_SHORT TASK_
Reproduce the material word for word; the images stay out.

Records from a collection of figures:
+ + + +

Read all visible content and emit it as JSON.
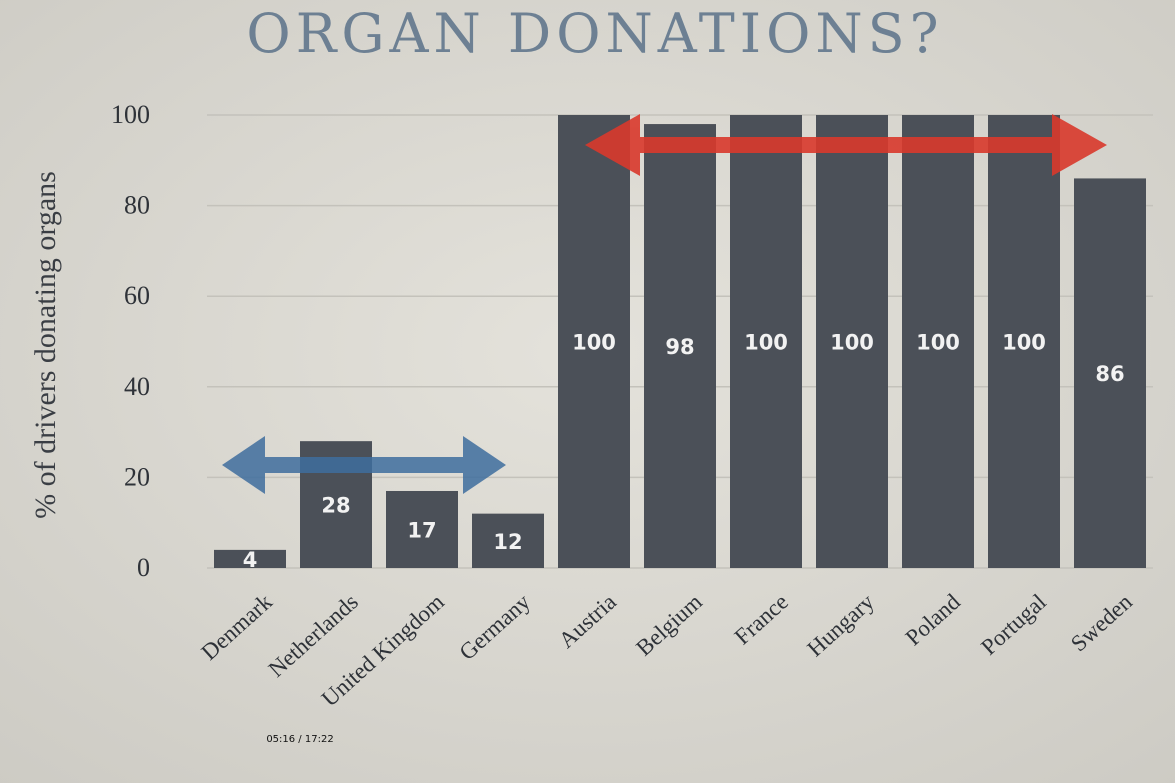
{
  "chart_data": {
    "type": "bar",
    "title": "ORGAN DONATIONS?",
    "y_label": "% of drivers donating organs",
    "categories": [
      "Denmark",
      "Netherlands",
      "United Kingdom",
      "Germany",
      "Austria",
      "Belgium",
      "France",
      "Hungary",
      "Poland",
      "Portugal",
      "Sweden"
    ],
    "values": [
      4,
      28,
      17,
      12,
      100,
      98,
      100,
      100,
      100,
      100,
      86
    ],
    "color": "#4b5058",
    "ylim": [
      0,
      100
    ],
    "yticks": [
      0,
      20,
      40,
      60,
      80,
      100
    ],
    "grid": true
  },
  "overlay": {
    "timestamp": "05:16 / 17:22"
  }
}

+ + + +

_FINAL RESULT_
Read all visible content and emit it as JSON.
{
  "chart_data": {
    "type": "bar",
    "title": "ORGAN DONATIONS?",
    "y_label": "% of drivers donating organs",
    "categories": [
      "Denmark",
      "Netherlands",
      "United Kingdom",
      "Germany",
      "Austria",
      "Belgium",
      "France",
      "Hungary",
      "Poland",
      "Portugal",
      "Sweden"
    ],
    "values": [
      4,
      28,
      17,
      12,
      100,
      98,
      100,
      100,
      100,
      100,
      86
    ],
    "color": "#4b5058",
    "ylim": [
      0,
      100
    ],
    "yticks": [
      0,
      20,
      40,
      60,
      80,
      100
    ],
    "grid": true
  },
  "overlay": {
    "timestamp": "05:16 / 17:22"
  }
}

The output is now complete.